#### [Instructions to follow]
Output each line exactly as it appears, skipping any embedded picture.

begin Dataset excerpts

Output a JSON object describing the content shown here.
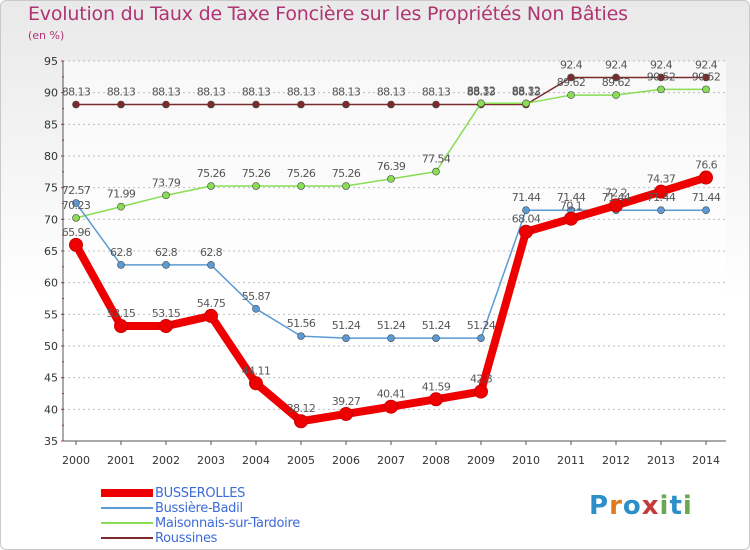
{
  "header": {
    "title": "Evolution du Taux de Taxe Foncière sur les Propriétés Non Bâties",
    "unit": "(en %)"
  },
  "logo": {
    "text": "Proxiti",
    "colors": [
      "#2d8fc7",
      "#e07a1f",
      "#2d8fc7",
      "#c43a3a",
      "#6aa84f",
      "#2d8fc7",
      "#6aa84f"
    ]
  },
  "chart_data": {
    "type": "line",
    "title": "Evolution du Taux de Taxe Foncière sur les Propriétés Non Bâties",
    "ylabel": "(en %)",
    "xlabel": "",
    "ylim": [
      35,
      95
    ],
    "yticks": [
      35,
      40,
      45,
      50,
      55,
      60,
      65,
      70,
      75,
      80,
      85,
      90,
      95
    ],
    "x": [
      "2000",
      "2001",
      "2002",
      "2003",
      "2004",
      "2005",
      "2006",
      "2007",
      "2008",
      "2009",
      "2010",
      "2011",
      "2012",
      "2013",
      "2014"
    ],
    "grid": "horizontal dashed",
    "legend_position": "bottom-left",
    "series": [
      {
        "name": "Roussines",
        "color": "#7a2b2b",
        "width": 1.5,
        "marker": 3.5,
        "values": [
          88.13,
          88.13,
          88.13,
          88.13,
          88.13,
          88.13,
          88.13,
          88.13,
          88.13,
          88.13,
          88.13,
          92.4,
          92.4,
          92.4,
          92.4
        ],
        "labels": [
          "88.13",
          "88.13",
          "88.13",
          "88.13",
          "88.13",
          "88.13",
          "88.13",
          "88.13",
          "88.13",
          "88.13",
          "88.13",
          "92.4",
          "92.4",
          "92.4",
          "92.4"
        ]
      },
      {
        "name": "Maisonnais-sur-Tardoire",
        "color": "#88dd55",
        "width": 1.5,
        "marker": 3.5,
        "values": [
          70.23,
          71.99,
          73.79,
          75.26,
          75.26,
          75.26,
          75.26,
          76.39,
          77.54,
          88.32,
          88.32,
          89.62,
          89.62,
          90.52,
          90.52
        ],
        "labels": [
          "70.23",
          "71.99",
          "73.79",
          "75.26",
          "75.26",
          "75.26",
          "75.26",
          "76.39",
          "77.54",
          "88.32",
          "88.32",
          "89.62",
          "89.62",
          "90.52",
          "90.52"
        ]
      },
      {
        "name": "Bussière-Badil",
        "color": "#5b9bd5",
        "width": 1.5,
        "marker": 3.5,
        "values": [
          72.57,
          62.8,
          62.8,
          62.8,
          55.87,
          51.56,
          51.24,
          51.24,
          51.24,
          51.24,
          71.44,
          71.44,
          71.44,
          71.44,
          71.44
        ],
        "labels": [
          "72.57",
          "62.8",
          "62.8",
          "62.8",
          "55.87",
          "51.56",
          "51.24",
          "51.24",
          "51.24",
          "51.24",
          "71.44",
          "71.44",
          "71.44",
          "71.44",
          "71.44"
        ]
      },
      {
        "name": "BUSSEROLLES",
        "color": "#ee0000",
        "width": 8,
        "marker": 6.5,
        "values": [
          65.96,
          53.15,
          53.15,
          54.75,
          44.11,
          38.12,
          39.27,
          40.41,
          41.59,
          42.8,
          68.04,
          70.1,
          72.2,
          74.37,
          76.6
        ],
        "labels": [
          "65.96",
          "53.15",
          "53.15",
          "54.75",
          "44.11",
          "38.12",
          "39.27",
          "40.41",
          "41.59",
          "42.8",
          "68.04",
          "70.1",
          "72.2",
          "74.37",
          "76.6"
        ]
      }
    ]
  },
  "legend": {
    "items": [
      {
        "label": "BUSSEROLLES",
        "color": "#ee0000"
      },
      {
        "label": "Bussière-Badil",
        "color": "#5b9bd5"
      },
      {
        "label": "Maisonnais-sur-Tardoire",
        "color": "#88dd55"
      },
      {
        "label": "Roussines",
        "color": "#7a2b2b"
      }
    ]
  }
}
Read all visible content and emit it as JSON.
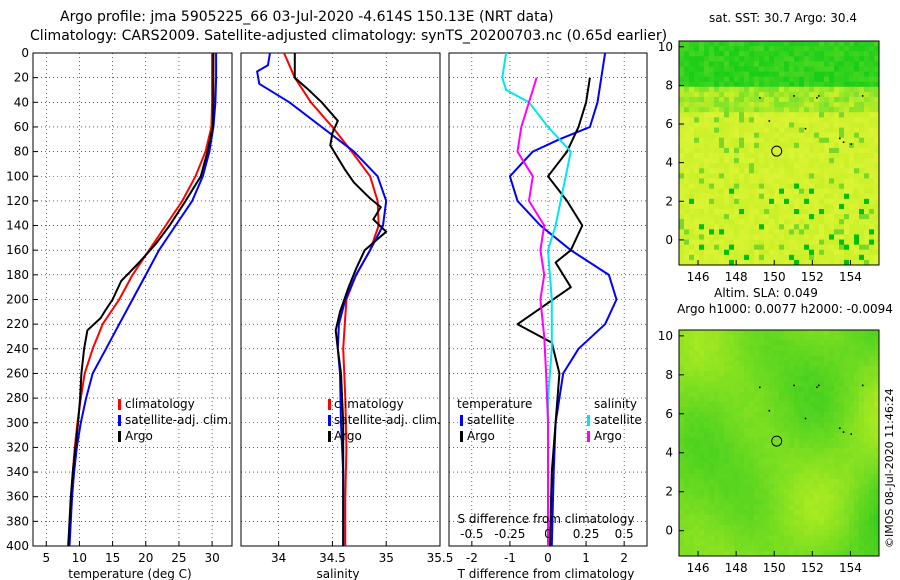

end Dataset excerpts

#### [Solution for this problem]
Output a JSON object describing the content shown here.
{
  "header": {
    "title": "Evolution du Taux de Taxe Foncière sur les Propriétés Non Bâties",
    "unit": "(en %)"
  },
  "logo": {
    "text": "Proxiti",
    "colors": [
      "#2d8fc7",
      "#e07a1f",
      "#2d8fc7",
      "#c43a3a",
      "#6aa84f",
      "#2d8fc7",
      "#6aa84f"
    ]
  },
  "chart_data": {
    "type": "line",
    "title": "Evolution du Taux de Taxe Foncière sur les Propriétés Non Bâties",
    "ylabel": "(en %)",
    "xlabel": "",
    "ylim": [
      35,
      95
    ],
    "yticks": [
      35,
      40,
      45,
      50,
      55,
      60,
      65,
      70,
      75,
      80,
      85,
      90,
      95
    ],
    "x": [
      "2000",
      "2001",
      "2002",
      "2003",
      "2004",
      "2005",
      "2006",
      "2007",
      "2008",
      "2009",
      "2010",
      "2011",
      "2012",
      "2013",
      "2014"
    ],
    "grid": "horizontal dashed",
    "legend_position": "bottom-left",
    "series": [
      {
        "name": "Roussines",
        "color": "#7a2b2b",
        "width": 1.5,
        "marker": 3.5,
        "values": [
          88.13,
          88.13,
          88.13,
          88.13,
          88.13,
          88.13,
          88.13,
          88.13,
          88.13,
          88.13,
          88.13,
          92.4,
          92.4,
          92.4,
          92.4
        ],
        "labels": [
          "88.13",
          "88.13",
          "88.13",
          "88.13",
          "88.13",
          "88.13",
          "88.13",
          "88.13",
          "88.13",
          "88.13",
          "88.13",
          "92.4",
          "92.4",
          "92.4",
          "92.4"
        ]
      },
      {
        "name": "Maisonnais-sur-Tardoire",
        "color": "#88dd55",
        "width": 1.5,
        "marker": 3.5,
        "values": [
          70.23,
          71.99,
          73.79,
          75.26,
          75.26,
          75.26,
          75.26,
          76.39,
          77.54,
          88.32,
          88.32,
          89.62,
          89.62,
          90.52,
          90.52
        ],
        "labels": [
          "70.23",
          "71.99",
          "73.79",
          "75.26",
          "75.26",
          "75.26",
          "75.26",
          "76.39",
          "77.54",
          "88.32",
          "88.32",
          "89.62",
          "89.62",
          "90.52",
          "90.52"
        ]
      },
      {
        "name": "Bussière-Badil",
        "color": "#5b9bd5",
        "width": 1.5,
        "marker": 3.5,
        "values": [
          72.57,
          62.8,
          62.8,
          62.8,
          55.87,
          51.56,
          51.24,
          51.24,
          51.24,
          51.24,
          71.44,
          71.44,
          71.44,
          71.44,
          71.44
        ],
        "labels": [
          "72.57",
          "62.8",
          "62.8",
          "62.8",
          "55.87",
          "51.56",
          "51.24",
          "51.24",
          "51.24",
          "51.24",
          "71.44",
          "71.44",
          "71.44",
          "71.44",
          "71.44"
        ]
      },
      {
        "name": "BUSSEROLLES",
        "color": "#ee0000",
        "width": 8,
        "marker": 6.5,
        "values": [
          65.96,
          53.15,
          53.15,
          54.75,
          44.11,
          38.12,
          39.27,
          40.41,
          41.59,
          42.8,
          68.04,
          70.1,
          72.2,
          74.37,
          76.6
        ],
        "labels": [
          "65.96",
          "53.15",
          "53.15",
          "54.75",
          "44.11",
          "38.12",
          "39.27",
          "40.41",
          "41.59",
          "42.8",
          "68.04",
          "70.1",
          "72.2",
          "74.37",
          "76.6"
        ]
      }
    ]
  },
  "legend": {
    "items": [
      {
        "label": "BUSSEROLLES",
        "color": "#ee0000"
      },
      {
        "label": "Bussière-Badil",
        "color": "#5b9bd5"
      },
      {
        "label": "Maisonnais-sur-Tardoire",
        "color": "#88dd55"
      },
      {
        "label": "Roussines",
        "color": "#7a2b2b"
      }
    ]
  }
}
Read all visible content and emit it as JSON.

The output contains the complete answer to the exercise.